_WHAT YOU NEED TO DO_
Note each line of the listing that contains the string "Minutes", and copy it.

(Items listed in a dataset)
########

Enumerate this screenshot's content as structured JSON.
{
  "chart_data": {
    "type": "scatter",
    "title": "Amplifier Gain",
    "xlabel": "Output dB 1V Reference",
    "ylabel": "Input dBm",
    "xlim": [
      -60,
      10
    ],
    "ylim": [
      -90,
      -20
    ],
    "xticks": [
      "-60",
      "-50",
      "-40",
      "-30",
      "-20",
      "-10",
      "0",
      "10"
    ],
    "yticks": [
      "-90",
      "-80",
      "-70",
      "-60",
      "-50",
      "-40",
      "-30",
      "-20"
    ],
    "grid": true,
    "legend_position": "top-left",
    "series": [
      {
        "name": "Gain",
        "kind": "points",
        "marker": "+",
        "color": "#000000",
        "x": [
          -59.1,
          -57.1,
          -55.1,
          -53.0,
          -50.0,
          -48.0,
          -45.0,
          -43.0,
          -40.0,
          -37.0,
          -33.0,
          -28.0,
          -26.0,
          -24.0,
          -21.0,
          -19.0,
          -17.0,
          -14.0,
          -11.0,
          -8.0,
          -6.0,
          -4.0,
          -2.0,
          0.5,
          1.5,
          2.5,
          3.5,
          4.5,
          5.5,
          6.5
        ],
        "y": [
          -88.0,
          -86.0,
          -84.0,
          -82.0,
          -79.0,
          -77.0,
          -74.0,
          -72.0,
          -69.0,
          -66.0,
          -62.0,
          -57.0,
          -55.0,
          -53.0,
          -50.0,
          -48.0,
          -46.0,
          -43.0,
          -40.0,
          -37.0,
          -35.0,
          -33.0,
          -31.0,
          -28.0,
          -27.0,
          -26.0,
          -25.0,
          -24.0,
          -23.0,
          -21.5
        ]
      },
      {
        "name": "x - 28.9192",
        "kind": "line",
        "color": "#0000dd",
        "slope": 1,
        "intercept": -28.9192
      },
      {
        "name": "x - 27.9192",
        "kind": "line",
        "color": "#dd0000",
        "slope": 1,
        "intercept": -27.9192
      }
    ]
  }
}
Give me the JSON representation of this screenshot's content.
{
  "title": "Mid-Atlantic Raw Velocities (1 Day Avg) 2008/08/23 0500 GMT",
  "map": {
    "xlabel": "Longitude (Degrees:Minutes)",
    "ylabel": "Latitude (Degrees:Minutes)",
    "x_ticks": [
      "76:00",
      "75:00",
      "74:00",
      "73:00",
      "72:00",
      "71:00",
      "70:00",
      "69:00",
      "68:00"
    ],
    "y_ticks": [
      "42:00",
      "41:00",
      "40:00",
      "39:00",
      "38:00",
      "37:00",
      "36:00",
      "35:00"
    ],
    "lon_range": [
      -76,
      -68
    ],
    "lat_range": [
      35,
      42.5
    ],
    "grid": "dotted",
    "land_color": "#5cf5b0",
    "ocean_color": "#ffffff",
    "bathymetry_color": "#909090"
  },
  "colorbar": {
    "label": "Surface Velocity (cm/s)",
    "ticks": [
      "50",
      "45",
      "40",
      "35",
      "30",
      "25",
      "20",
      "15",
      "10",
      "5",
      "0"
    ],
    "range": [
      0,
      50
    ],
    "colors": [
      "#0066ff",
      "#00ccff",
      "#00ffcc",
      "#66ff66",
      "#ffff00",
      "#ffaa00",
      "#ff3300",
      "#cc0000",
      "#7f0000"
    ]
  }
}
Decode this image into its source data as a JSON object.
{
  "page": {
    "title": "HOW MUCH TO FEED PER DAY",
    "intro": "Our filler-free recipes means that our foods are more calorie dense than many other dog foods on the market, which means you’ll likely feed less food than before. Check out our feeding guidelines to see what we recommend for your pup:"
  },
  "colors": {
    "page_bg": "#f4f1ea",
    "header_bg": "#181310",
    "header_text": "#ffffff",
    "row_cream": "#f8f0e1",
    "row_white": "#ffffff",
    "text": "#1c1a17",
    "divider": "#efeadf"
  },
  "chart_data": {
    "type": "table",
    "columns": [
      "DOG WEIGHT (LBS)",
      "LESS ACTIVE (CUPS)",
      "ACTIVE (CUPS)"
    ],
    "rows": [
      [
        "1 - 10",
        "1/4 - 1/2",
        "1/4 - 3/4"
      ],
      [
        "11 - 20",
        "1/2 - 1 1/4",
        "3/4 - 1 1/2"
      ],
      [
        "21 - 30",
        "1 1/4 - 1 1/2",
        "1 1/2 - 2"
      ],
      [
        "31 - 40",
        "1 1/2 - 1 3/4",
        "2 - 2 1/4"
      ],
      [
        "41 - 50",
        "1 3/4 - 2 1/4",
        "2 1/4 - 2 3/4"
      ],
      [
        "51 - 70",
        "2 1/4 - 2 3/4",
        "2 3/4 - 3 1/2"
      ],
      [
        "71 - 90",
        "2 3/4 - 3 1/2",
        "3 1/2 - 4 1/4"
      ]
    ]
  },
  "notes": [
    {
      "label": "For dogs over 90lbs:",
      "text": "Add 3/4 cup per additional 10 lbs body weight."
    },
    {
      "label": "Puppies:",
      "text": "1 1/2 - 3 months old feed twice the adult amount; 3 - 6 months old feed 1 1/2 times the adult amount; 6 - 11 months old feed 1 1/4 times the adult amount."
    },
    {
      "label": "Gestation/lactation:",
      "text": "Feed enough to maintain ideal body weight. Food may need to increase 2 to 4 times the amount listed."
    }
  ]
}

########

_CORRECT ANSWER_
    "xlabel": "Longitude (Degrees:Minutes)",
    "ylabel": "Latitude (Degrees:Minutes)",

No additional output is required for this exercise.